> The problem: Wherever the word "kursów" shows up in a line, please copy that line.

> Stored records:
******

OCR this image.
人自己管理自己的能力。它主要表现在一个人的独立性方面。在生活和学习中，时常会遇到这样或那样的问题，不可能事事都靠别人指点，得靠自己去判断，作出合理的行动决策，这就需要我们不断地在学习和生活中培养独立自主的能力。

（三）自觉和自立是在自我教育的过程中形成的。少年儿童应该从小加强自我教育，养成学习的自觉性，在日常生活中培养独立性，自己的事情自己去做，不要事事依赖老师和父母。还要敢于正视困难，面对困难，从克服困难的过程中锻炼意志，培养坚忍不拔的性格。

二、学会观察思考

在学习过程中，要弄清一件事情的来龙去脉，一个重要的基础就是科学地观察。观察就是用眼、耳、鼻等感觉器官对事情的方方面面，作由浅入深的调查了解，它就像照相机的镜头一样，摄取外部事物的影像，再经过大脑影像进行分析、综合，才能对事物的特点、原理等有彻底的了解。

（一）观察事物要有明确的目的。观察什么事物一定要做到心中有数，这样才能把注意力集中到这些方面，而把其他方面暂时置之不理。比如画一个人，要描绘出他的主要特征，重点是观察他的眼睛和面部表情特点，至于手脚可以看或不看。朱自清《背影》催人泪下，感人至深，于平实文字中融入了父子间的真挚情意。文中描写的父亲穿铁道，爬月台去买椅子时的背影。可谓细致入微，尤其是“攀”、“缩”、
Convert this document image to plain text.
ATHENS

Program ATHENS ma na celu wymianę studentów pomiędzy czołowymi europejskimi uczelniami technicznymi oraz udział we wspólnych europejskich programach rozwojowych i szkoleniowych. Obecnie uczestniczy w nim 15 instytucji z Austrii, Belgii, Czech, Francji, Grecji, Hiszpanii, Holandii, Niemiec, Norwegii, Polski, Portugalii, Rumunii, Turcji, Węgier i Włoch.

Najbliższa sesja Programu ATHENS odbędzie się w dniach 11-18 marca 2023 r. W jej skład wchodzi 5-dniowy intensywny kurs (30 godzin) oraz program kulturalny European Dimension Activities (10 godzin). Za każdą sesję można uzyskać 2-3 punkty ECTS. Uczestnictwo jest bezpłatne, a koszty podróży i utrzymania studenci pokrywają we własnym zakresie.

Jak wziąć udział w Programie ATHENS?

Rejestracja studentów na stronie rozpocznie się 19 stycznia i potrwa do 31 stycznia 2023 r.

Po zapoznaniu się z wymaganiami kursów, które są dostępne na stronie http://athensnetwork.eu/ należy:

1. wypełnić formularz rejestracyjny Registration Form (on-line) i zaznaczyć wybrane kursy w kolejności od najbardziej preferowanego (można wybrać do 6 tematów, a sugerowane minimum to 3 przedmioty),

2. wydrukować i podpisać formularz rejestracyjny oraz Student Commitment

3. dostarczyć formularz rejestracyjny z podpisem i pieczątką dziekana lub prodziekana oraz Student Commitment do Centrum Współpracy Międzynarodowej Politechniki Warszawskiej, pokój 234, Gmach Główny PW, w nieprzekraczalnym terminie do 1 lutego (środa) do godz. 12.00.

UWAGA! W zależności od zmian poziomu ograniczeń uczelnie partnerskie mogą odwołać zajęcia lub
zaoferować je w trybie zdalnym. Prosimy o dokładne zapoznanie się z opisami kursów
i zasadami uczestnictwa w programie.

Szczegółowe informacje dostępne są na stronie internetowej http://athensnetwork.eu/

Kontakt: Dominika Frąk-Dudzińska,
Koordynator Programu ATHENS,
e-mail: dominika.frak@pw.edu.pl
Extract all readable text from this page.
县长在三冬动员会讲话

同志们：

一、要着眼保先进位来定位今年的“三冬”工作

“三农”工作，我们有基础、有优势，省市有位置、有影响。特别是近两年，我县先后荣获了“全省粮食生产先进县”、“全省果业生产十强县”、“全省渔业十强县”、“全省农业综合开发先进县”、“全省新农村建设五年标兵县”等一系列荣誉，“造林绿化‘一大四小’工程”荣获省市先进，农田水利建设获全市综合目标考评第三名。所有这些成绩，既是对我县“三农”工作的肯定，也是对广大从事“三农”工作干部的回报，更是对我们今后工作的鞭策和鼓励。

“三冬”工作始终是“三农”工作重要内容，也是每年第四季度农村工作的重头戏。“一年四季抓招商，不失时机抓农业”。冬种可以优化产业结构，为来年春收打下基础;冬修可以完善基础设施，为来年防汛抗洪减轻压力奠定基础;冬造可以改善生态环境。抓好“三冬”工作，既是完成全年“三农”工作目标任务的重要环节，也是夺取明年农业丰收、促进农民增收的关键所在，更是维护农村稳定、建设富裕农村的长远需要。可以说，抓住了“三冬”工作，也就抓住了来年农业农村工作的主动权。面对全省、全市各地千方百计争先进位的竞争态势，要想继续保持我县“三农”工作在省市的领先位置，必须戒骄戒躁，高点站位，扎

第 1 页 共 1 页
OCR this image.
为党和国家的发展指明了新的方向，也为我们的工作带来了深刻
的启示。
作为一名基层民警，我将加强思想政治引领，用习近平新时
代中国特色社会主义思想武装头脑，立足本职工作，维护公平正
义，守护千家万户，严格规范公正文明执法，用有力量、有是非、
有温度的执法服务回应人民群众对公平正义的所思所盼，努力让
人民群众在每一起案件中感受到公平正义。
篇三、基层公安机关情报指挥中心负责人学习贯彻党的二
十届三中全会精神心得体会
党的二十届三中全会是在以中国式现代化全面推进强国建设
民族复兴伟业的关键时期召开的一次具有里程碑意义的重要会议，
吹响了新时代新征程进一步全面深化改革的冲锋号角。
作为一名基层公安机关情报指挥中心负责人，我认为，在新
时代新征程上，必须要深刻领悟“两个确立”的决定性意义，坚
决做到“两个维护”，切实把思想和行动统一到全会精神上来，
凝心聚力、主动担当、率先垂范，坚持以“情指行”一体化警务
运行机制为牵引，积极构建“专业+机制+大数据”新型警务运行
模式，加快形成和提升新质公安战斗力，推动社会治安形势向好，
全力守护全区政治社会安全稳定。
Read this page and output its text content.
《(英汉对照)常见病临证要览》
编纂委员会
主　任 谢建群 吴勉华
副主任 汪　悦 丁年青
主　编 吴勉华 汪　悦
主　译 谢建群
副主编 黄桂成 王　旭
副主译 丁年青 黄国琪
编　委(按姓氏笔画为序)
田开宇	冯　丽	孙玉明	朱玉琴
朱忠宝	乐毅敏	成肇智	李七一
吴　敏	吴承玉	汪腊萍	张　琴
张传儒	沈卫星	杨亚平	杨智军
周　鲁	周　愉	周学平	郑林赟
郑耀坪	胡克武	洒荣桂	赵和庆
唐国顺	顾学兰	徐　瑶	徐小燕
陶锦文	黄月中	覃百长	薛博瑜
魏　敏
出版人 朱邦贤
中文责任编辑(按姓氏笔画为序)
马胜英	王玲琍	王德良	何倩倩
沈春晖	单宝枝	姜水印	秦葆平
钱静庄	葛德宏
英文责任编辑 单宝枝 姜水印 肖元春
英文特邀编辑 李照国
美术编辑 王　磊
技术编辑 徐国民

******

> Correct response:
Po zapoznaniu się z wymaganiami kursów, które są dostępne na stronie http://athensnetwork.eu/ należy:
zaoferować je w trybie zdalnym. Prosimy o dokładne zapoznanie się z opisami kursów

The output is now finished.